**RECORDS SHOWN**
• • • • • • •

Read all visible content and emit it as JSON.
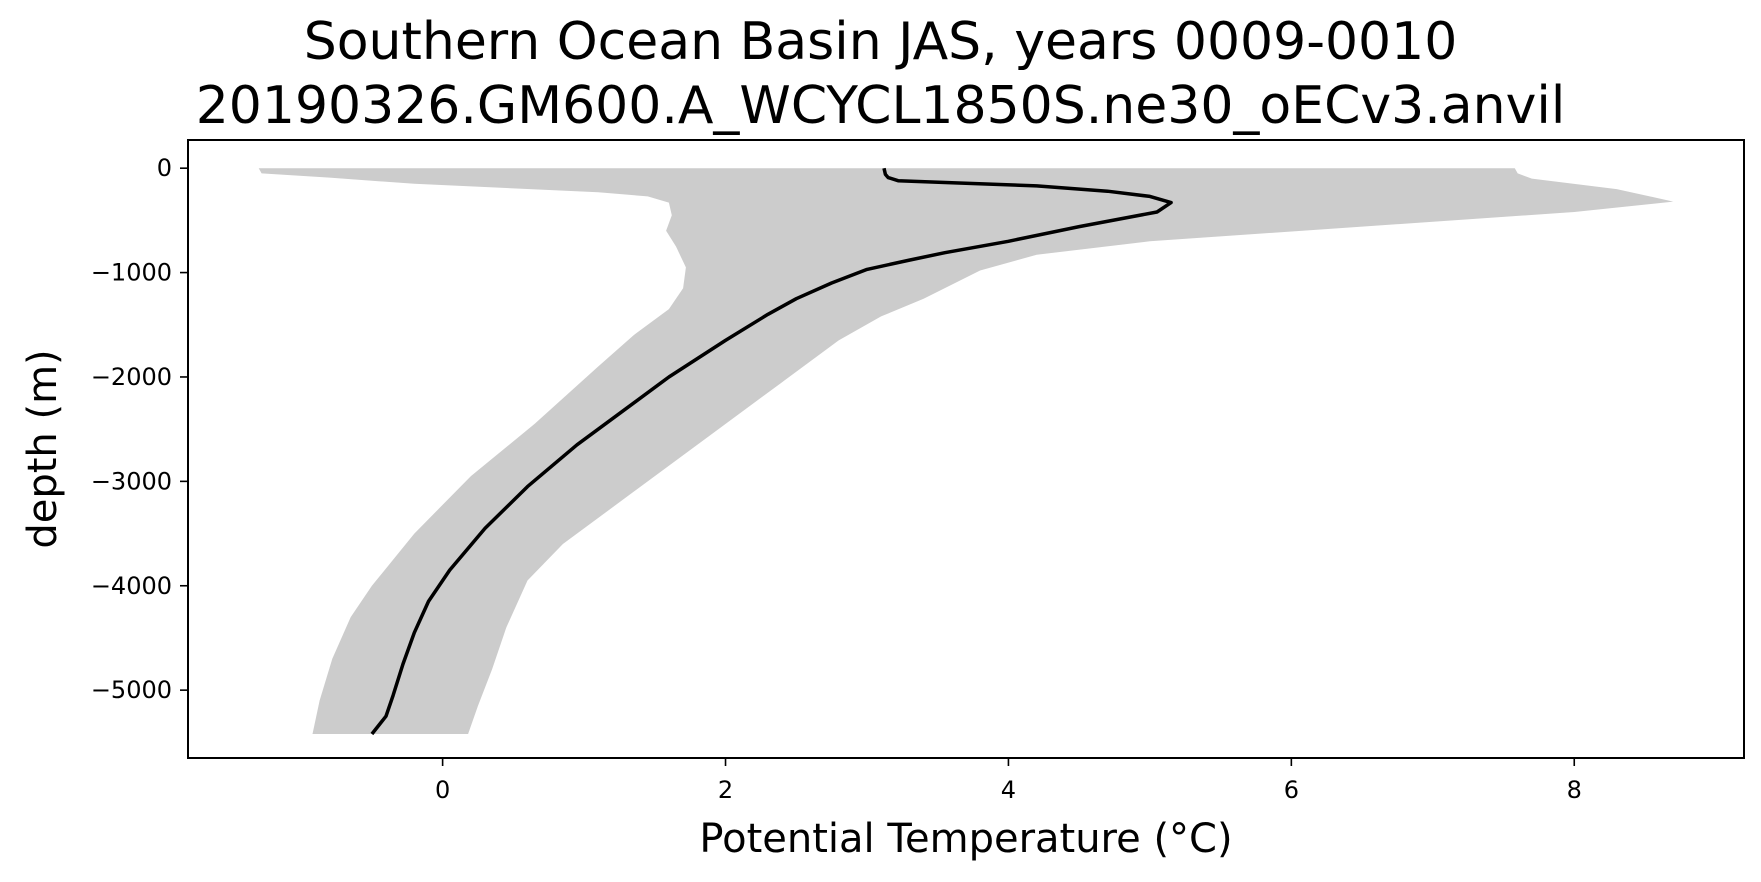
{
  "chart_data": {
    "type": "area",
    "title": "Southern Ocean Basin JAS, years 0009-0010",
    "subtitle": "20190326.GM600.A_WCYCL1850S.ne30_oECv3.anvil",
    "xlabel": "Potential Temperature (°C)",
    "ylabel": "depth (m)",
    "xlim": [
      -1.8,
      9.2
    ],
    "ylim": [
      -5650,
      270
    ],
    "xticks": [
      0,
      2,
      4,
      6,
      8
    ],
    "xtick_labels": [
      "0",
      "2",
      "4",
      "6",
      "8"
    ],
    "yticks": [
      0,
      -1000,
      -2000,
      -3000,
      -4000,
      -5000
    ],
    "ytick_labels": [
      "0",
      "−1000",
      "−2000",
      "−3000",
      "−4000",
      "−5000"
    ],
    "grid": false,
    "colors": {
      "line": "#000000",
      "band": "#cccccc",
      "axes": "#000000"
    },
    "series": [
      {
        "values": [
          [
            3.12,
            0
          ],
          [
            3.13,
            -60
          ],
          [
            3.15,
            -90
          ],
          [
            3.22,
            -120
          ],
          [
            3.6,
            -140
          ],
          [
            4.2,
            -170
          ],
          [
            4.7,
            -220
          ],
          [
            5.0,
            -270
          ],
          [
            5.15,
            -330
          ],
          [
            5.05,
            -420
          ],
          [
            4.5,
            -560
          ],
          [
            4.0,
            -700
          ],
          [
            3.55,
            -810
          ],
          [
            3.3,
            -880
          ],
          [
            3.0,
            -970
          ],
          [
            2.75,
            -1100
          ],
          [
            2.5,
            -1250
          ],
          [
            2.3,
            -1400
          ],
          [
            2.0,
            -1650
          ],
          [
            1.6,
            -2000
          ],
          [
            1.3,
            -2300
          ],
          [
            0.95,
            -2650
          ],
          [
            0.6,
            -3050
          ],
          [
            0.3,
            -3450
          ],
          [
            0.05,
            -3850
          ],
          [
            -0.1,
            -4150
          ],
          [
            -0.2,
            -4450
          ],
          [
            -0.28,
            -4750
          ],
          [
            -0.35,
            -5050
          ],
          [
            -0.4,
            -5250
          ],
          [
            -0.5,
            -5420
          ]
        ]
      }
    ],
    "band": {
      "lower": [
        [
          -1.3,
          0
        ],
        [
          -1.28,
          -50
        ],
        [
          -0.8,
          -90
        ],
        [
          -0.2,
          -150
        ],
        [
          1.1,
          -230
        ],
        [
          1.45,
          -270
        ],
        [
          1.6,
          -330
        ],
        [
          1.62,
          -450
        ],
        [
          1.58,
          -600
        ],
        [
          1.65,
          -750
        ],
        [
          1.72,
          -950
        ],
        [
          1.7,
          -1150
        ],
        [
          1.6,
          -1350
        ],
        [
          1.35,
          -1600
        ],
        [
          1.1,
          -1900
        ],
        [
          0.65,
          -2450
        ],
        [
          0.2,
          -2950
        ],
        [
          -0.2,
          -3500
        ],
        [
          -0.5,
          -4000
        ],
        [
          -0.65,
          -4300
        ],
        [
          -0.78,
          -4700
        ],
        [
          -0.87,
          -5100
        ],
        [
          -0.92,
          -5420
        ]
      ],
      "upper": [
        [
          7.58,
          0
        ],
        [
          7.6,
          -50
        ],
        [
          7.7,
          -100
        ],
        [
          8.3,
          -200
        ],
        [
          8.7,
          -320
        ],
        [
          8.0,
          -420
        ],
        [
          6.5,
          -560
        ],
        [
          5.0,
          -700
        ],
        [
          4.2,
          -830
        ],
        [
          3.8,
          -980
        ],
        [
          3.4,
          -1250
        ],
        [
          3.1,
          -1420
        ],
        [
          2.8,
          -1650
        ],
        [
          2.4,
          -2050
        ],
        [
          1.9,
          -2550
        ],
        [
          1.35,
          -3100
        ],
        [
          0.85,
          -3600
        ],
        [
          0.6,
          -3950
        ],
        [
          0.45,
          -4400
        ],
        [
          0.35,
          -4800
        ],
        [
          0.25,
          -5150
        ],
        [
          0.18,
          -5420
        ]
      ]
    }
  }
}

• • • • • • •

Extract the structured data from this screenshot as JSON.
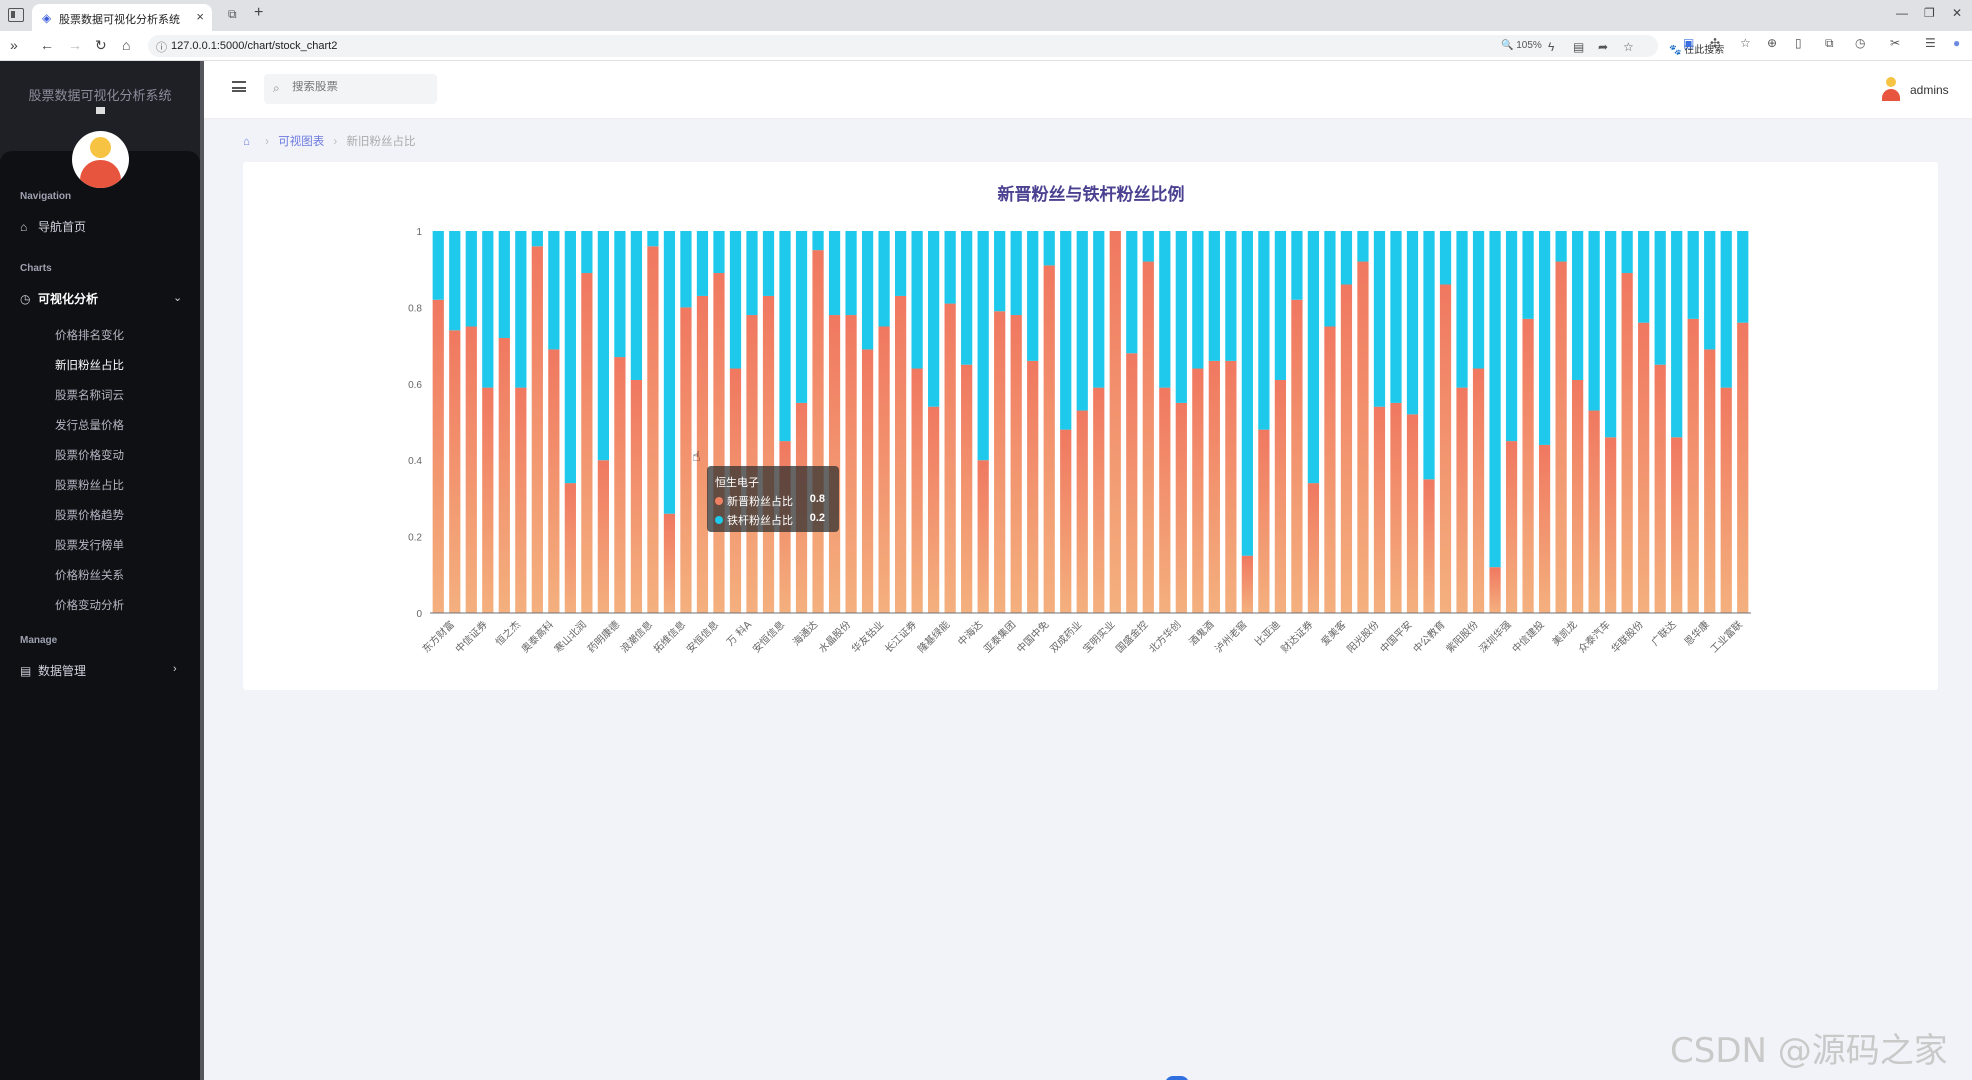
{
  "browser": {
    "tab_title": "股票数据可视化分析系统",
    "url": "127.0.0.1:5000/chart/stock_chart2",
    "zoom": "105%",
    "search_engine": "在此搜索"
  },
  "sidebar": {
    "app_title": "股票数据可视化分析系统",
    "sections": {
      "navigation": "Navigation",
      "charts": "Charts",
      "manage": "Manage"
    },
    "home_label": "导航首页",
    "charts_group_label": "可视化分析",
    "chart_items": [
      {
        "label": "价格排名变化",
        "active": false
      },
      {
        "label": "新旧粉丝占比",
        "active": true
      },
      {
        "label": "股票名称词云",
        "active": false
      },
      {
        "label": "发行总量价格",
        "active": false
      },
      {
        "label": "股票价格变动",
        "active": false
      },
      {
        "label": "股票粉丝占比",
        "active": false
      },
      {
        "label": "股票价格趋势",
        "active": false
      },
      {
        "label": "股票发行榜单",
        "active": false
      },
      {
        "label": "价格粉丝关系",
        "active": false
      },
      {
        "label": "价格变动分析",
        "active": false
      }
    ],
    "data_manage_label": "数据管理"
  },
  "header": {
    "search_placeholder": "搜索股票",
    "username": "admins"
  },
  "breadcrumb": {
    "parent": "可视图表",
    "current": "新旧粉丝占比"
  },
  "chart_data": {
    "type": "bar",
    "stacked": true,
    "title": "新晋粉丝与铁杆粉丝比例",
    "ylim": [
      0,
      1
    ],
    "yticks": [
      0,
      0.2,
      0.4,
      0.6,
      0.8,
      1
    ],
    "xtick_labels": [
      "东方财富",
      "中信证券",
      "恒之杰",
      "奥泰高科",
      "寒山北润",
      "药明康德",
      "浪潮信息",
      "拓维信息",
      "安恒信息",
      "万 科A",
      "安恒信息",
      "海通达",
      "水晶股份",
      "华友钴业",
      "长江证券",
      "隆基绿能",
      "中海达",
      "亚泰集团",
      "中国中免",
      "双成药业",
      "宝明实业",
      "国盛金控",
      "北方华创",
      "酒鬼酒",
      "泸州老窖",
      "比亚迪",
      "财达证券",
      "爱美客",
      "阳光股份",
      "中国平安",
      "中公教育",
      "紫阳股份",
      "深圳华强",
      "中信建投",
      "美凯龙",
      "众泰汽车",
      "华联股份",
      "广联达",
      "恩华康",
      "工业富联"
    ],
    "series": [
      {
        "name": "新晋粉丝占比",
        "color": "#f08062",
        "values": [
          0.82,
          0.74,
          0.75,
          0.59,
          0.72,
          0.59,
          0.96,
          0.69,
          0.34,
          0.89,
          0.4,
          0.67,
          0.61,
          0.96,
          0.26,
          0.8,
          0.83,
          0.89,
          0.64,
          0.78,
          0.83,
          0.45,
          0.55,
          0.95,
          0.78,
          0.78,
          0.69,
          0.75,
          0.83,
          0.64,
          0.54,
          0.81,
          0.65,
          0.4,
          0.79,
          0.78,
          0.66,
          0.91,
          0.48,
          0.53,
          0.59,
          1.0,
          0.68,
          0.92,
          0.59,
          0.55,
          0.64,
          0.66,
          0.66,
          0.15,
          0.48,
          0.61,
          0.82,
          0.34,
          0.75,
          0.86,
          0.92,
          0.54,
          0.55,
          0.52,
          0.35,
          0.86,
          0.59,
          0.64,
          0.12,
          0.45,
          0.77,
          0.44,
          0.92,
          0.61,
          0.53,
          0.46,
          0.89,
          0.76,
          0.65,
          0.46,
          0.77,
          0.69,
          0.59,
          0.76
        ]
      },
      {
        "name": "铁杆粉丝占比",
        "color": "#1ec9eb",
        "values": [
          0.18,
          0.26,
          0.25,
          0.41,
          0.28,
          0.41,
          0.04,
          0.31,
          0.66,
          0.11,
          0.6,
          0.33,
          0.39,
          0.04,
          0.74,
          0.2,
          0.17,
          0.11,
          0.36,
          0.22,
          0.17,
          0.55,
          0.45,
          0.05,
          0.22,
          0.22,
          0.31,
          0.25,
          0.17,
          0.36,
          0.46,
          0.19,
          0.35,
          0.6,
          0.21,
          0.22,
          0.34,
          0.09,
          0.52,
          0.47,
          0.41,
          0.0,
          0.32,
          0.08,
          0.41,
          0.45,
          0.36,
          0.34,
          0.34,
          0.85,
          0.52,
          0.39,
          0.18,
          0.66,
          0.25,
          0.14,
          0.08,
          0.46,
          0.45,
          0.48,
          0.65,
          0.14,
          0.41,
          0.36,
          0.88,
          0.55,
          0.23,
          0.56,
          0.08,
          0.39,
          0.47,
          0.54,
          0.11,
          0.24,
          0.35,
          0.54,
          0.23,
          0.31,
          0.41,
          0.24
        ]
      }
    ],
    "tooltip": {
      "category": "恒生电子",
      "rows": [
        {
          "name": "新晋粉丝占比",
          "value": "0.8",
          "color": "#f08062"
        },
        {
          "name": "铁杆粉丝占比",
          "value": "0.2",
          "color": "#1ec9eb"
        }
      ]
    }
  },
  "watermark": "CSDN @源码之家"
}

• • • • • • •

Copy out every line from the records that has the word "JSON".

**SOLVED EXERCISE**
Read all visible content and emit it as JSON.
Extract the structured data from this screenshot as JSON.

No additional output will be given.